• Extrait du document
┌──
N’ayant assisté qu’au rapport des travaux des ateliers réunis le matin, l’intervention que j’ai faite en tant que militant de La Fédération (pour une alternative sociale et écologique) ne pouvait aborder tous les sujets traités. Le texte ci-dessous reprend et complète mon intervention. A noter que j’ai été le seul représentant d’une organisation politique à intervenir.

Ce « Grenelle » a abordé presque tous les problèmes de relation entre terre et mer de notre région... sauf quand même un et pas le moindre : la présence massive du nucléaire dans la presqu’île du Cotentin. Cette présence ne va pas dans le sens de l’intervention de M. Cazeneuve, le député maire de Cherbourg, proposant de rendre nos côtes attractives. Elle a plutôt un effet repoussoir du fait de la pollution par les rejets dans l’air et en mer. Et puis on ne peut pas écarter comme le font les «  nucléocrates » toute idée d’accident. Avant que cela n’arrive, personne n’aurait imaginé qu’un sous-marin atomique britannique puisse entrer en collision avec un sous-marin atomique français... au fond de l’Atlantique !

On ne peut être que d’accord avec M. Legrand, président du Conseil Général de la Manche, proposant une grande prudence dans la façon d’aborder les grands projets (par exemple énergies éoliennes en mer et hydroliennes) en ne se contentant pas d’y entrer par « une seule porte » mais en acceptant d’ en voir tous les aspects qui doivent être soumis au débat. Bref, tout le contraire de ce qui s’est fait avec l’EPR de Flamanville et de ce qui est en train de se faire avec les lignes THT.

Concernant les problèmes de la pêche et de l’environnement, M. Costard président de la filière conchylicole souligne l’urgence d’un audit. Je dirais qu’il y a plus qu’urgence à agir sans attendre cet audit. Une promenade sur la côte ouest du Cotentin et plus particulièrement dans les havres vous montre tout de suite l’ampleur de la pollution (visible) des plastiques provenant aussi bien de l’aquaculture : poches à huîtres, collerettes et liens des bouchots, que de l’agriculture « industrielle » maraîchère : sacs en tous genres et plastique des serres emmenés par le vent. Ajoutons y la pollution des touristes et riverains ignorants , inconscients ou qui n’en ont rien à faire. Tout le monde ne sait pas encore que certains poissons et dauphins confondent sacs en plastiques et méduses et d’autres cotons-tiges et vers marins.
└──
• Extrait de données
┌──
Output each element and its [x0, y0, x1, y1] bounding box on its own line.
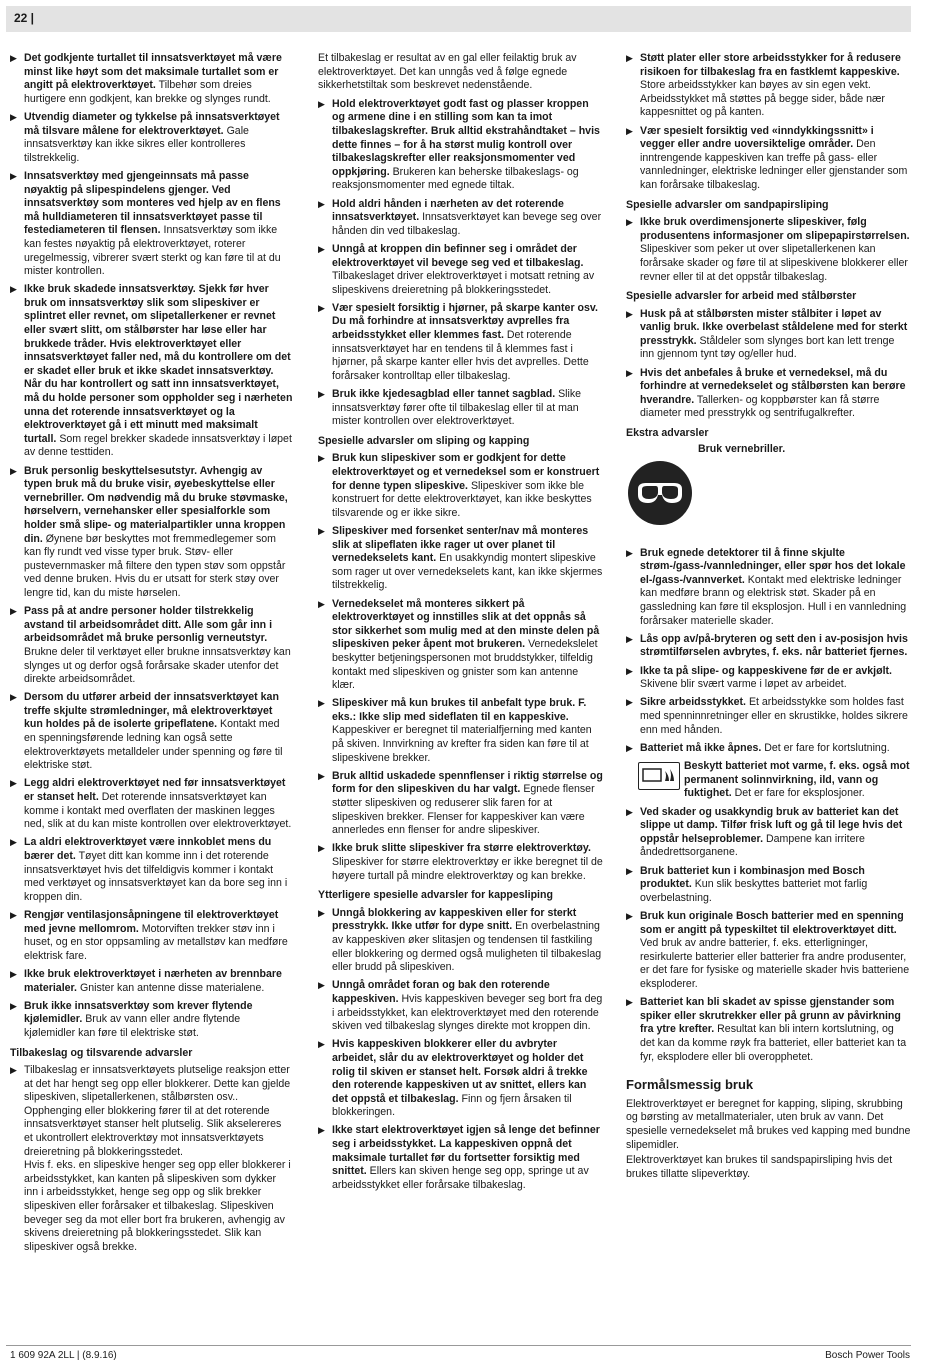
└──
• Travail demandé
1. Recopiez le passage du texte sur le Grenelle allant de "On ne peut être" à "les lignes THT." en substituant "centrales marémotrices" à "hydroliennes".
2. D'après le texte sur le Grenelle, quelle fonction occupe M. Costard ?
3. Réécrivez sous forme de liste le paragraphe du texte sur le Grenelle qui commence par « Concernant les problèmes de la pêche », en conservant ses faits principaux.
Les lignes n'ont aucun rapport avec le texte sur le Grenelle.

• Solutions proposées
1.
On ne peut être que d’accord avec M. Legrand, président du Conseil Général de la Manche, proposant une grande prudence dans la façon d’aborder les grands projets (par exemple énergies éoliennes en mer et centrales marémotrices) en ne se contentant pas d’y entrer par « une seule porte » mais en acceptant d’ en voir tous les aspects qui doivent être soumis au débat. Bref, tout le contraire de ce qui s’est fait avec l’EPR de Flamanville et de ce qui est en train de se faire avec les lignes THT.

2. Il est président de la filière conchylicole.

3.
- M. Costard, président de la filière conchylicole, souligne l'urgence d'un audit ; l'auteur juge qu'il faut agir sans attendre cet audit.
- Sur la côte ouest du Cotentin, surtout dans les havres, la pollution visible par les plastiques est considérable.
- Ces plastiques proviennent de l'aquaculture (poches à huîtres, collerettes et liens des bouchots) et de l'agriculture maraîchère « industrielle » (sacs en tous genres, plastique des serres emporté par le vent).
- S'y ajoute la pollution causée par des touristes et des riverains.
- Certains poissons et dauphins confondent les sacs en plastique avec des méduses, d'autres les cotons-tiges avec des vers marins.